_THE INPUT_:
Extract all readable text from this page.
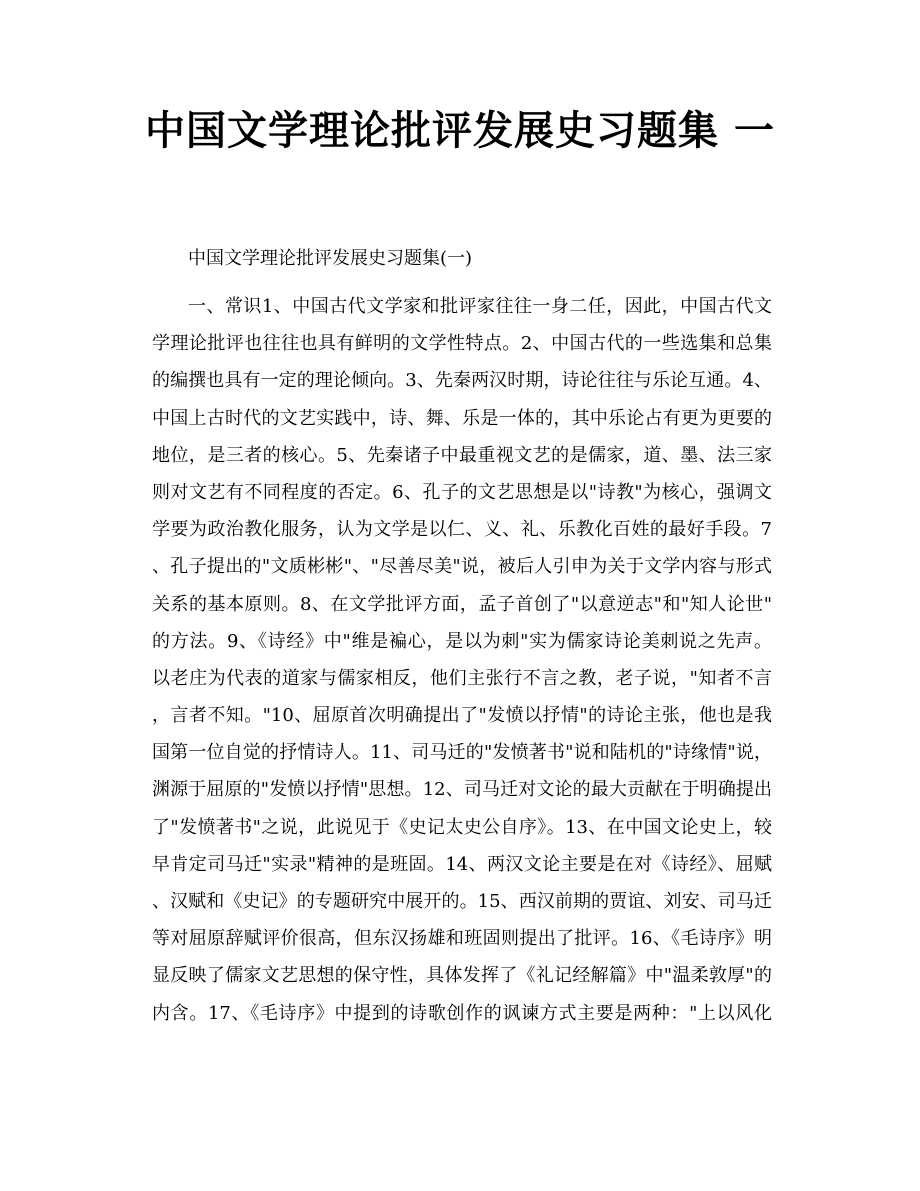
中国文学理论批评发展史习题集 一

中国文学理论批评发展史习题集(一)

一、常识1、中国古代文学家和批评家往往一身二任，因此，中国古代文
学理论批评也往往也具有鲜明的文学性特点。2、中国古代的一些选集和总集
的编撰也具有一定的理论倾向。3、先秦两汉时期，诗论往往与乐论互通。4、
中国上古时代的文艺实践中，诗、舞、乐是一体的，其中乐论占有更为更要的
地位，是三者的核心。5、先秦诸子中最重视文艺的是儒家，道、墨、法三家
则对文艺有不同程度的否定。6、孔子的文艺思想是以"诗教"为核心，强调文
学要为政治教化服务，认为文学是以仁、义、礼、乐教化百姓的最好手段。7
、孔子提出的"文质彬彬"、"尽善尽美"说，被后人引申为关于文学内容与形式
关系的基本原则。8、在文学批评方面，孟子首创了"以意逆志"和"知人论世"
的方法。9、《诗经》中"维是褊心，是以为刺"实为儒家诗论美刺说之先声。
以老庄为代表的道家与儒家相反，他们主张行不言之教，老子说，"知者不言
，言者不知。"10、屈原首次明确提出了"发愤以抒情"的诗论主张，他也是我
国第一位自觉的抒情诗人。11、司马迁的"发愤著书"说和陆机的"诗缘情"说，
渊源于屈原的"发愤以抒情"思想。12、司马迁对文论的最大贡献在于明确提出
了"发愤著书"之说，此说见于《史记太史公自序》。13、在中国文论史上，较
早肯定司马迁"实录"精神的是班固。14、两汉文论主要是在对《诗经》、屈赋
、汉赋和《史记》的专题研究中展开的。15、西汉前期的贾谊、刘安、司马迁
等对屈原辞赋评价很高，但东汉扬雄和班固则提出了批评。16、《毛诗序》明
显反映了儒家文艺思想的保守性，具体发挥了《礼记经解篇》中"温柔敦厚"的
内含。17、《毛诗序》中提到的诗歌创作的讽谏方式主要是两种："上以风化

_WHAT YOU NEED TO DO_:
Report how many lines above hold the string "中国文学理论批评发展史习题集", giving nothing but the number.

_TASK RESULT_:
2